— START OF Data section —
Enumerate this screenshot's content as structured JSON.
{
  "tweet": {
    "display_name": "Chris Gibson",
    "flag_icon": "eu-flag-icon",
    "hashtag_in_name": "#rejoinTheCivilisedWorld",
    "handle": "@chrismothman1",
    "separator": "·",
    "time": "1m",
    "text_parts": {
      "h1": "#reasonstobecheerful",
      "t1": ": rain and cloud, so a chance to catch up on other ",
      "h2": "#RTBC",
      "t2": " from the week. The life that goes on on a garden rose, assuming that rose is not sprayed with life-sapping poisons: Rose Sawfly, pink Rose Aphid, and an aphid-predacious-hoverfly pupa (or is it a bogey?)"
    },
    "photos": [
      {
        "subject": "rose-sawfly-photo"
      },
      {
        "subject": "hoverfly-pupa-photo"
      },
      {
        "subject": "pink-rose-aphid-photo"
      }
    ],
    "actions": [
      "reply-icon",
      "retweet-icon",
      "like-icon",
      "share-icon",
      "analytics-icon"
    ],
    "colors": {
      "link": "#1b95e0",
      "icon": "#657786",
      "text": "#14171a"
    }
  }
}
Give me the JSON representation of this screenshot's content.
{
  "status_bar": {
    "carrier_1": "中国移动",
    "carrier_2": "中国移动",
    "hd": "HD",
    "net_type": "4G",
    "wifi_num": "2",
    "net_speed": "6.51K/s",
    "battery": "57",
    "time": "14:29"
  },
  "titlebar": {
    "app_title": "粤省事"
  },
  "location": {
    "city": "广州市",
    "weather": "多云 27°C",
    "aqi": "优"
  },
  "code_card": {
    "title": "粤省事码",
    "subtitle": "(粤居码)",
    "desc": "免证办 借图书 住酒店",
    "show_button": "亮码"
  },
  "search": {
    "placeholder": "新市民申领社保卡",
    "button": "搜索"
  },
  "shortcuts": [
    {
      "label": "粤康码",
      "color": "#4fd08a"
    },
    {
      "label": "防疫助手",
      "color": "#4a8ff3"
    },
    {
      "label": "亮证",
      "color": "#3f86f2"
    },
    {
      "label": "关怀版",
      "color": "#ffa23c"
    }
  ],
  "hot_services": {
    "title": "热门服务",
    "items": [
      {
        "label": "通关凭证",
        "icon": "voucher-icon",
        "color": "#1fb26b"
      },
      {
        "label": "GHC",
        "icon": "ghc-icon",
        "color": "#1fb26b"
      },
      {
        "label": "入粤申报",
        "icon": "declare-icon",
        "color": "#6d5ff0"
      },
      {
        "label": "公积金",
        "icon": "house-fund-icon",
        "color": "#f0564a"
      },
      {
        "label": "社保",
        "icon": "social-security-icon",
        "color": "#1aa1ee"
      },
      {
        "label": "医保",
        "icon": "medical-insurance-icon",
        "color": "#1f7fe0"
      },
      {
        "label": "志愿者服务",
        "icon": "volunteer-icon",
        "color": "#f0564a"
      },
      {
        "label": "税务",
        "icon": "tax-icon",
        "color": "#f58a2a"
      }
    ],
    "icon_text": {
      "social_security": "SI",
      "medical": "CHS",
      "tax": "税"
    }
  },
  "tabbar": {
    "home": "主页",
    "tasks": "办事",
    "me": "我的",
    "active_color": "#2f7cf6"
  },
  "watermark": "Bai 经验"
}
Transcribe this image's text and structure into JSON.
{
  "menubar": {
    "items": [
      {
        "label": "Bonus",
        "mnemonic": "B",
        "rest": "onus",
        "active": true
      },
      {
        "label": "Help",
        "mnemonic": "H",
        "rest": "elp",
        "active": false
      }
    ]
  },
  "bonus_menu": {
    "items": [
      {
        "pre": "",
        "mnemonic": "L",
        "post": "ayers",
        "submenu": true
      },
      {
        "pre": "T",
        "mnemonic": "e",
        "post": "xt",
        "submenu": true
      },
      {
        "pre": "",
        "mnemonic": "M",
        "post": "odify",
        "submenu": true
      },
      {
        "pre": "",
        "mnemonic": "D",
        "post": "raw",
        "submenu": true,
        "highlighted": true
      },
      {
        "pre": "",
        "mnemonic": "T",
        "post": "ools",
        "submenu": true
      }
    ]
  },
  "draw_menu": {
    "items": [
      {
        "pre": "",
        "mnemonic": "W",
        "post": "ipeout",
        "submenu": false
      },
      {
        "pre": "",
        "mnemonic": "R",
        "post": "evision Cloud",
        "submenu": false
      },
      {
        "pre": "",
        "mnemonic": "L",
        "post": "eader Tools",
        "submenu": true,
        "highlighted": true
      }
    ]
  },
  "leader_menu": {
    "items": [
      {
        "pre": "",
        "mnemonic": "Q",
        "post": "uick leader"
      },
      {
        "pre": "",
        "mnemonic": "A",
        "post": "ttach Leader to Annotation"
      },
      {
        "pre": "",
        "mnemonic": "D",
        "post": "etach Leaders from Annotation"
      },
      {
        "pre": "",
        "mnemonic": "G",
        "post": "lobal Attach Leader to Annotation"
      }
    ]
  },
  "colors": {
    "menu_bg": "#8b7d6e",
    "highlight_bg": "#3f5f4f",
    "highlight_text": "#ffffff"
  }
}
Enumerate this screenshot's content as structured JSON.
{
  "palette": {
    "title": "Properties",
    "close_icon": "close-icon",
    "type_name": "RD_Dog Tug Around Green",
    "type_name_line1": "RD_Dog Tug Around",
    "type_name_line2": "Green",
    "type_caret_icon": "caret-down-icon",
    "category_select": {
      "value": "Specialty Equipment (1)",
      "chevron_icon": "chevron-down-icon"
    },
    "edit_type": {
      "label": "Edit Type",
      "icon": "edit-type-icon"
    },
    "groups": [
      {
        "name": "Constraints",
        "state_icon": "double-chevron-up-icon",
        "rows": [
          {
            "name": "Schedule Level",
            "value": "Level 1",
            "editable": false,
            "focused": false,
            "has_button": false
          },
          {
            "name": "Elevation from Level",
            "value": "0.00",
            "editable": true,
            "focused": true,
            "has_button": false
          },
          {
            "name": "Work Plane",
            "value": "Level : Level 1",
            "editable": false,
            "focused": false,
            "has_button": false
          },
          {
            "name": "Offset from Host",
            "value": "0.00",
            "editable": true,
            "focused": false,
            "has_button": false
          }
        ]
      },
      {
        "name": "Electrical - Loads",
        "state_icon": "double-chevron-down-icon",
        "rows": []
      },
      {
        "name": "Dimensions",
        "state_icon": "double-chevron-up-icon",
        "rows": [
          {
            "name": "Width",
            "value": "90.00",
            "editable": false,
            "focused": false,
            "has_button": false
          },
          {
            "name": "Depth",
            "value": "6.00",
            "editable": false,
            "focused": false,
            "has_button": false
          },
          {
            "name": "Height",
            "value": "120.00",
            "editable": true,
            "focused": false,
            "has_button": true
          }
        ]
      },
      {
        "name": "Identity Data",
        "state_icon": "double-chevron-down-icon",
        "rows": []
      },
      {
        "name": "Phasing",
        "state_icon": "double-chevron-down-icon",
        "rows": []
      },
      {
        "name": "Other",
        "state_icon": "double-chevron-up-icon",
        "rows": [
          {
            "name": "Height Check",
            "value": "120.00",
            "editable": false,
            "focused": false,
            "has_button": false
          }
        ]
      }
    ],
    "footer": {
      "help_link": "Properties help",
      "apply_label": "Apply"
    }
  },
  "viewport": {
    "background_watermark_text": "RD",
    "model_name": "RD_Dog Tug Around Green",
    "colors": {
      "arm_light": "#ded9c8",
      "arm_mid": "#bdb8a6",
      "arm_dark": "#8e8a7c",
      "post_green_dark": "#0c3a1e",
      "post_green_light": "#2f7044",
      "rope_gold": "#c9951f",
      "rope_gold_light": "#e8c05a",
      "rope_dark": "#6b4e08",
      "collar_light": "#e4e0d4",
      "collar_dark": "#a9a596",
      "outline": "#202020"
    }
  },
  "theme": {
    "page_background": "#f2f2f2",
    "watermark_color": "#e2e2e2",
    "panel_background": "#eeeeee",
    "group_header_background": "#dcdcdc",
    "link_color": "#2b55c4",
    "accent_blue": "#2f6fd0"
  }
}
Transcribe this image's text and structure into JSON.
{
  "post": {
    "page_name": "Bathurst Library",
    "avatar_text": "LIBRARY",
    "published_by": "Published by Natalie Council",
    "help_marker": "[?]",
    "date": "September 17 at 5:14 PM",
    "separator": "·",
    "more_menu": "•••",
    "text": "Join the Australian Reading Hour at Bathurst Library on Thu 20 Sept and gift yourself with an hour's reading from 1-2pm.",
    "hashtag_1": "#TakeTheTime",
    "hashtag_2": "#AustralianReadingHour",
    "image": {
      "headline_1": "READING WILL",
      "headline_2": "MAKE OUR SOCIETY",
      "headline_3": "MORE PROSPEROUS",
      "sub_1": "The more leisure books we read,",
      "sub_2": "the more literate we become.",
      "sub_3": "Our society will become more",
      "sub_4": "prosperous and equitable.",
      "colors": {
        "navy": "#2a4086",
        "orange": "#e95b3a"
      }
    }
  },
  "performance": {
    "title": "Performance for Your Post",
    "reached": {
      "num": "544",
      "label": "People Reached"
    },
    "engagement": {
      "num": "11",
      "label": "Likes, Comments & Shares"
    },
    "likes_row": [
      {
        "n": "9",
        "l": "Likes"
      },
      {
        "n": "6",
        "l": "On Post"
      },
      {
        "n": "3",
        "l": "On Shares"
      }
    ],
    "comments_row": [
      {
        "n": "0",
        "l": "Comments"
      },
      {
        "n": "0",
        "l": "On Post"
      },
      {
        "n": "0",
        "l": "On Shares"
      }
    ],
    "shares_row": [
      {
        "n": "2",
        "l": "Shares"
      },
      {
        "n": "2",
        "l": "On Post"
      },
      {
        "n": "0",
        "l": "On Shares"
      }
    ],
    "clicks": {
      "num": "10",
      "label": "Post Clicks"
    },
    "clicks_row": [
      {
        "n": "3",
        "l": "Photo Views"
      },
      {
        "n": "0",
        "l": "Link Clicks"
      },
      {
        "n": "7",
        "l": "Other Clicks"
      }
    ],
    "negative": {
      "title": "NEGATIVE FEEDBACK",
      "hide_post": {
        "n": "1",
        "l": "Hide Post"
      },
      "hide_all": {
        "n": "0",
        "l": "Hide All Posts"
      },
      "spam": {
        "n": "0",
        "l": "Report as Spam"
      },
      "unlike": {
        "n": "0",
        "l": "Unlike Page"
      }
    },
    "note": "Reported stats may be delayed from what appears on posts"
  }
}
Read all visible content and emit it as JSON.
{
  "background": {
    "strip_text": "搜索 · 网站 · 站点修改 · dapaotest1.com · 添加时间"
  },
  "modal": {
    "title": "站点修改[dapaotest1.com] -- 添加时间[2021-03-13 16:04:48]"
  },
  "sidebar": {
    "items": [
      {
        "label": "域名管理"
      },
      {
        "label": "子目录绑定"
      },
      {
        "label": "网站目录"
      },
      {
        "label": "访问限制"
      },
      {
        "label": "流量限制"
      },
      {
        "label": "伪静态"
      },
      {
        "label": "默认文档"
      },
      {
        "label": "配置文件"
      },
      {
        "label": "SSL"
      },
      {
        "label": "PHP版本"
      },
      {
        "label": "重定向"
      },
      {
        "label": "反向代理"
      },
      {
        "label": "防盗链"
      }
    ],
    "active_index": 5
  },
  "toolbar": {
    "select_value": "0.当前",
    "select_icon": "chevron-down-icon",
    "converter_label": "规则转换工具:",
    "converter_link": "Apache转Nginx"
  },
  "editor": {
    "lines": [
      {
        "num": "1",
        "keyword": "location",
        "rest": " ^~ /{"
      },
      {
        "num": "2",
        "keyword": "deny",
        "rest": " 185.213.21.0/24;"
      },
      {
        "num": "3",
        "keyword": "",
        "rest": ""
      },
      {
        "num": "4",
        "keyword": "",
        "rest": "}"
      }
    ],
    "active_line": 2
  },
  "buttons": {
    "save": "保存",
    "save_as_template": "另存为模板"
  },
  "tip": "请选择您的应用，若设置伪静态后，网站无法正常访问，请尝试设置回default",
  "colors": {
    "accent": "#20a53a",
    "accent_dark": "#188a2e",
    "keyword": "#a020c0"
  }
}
— END OF Data section —
Copy out every line holding the string "content".

Response
Enumerate this screenshot's content as structured JSON.
Give me the JSON representation of this screenshot's content.
Enumerate this screenshot's content as structured JSON.
Read all visible content and emit it as JSON.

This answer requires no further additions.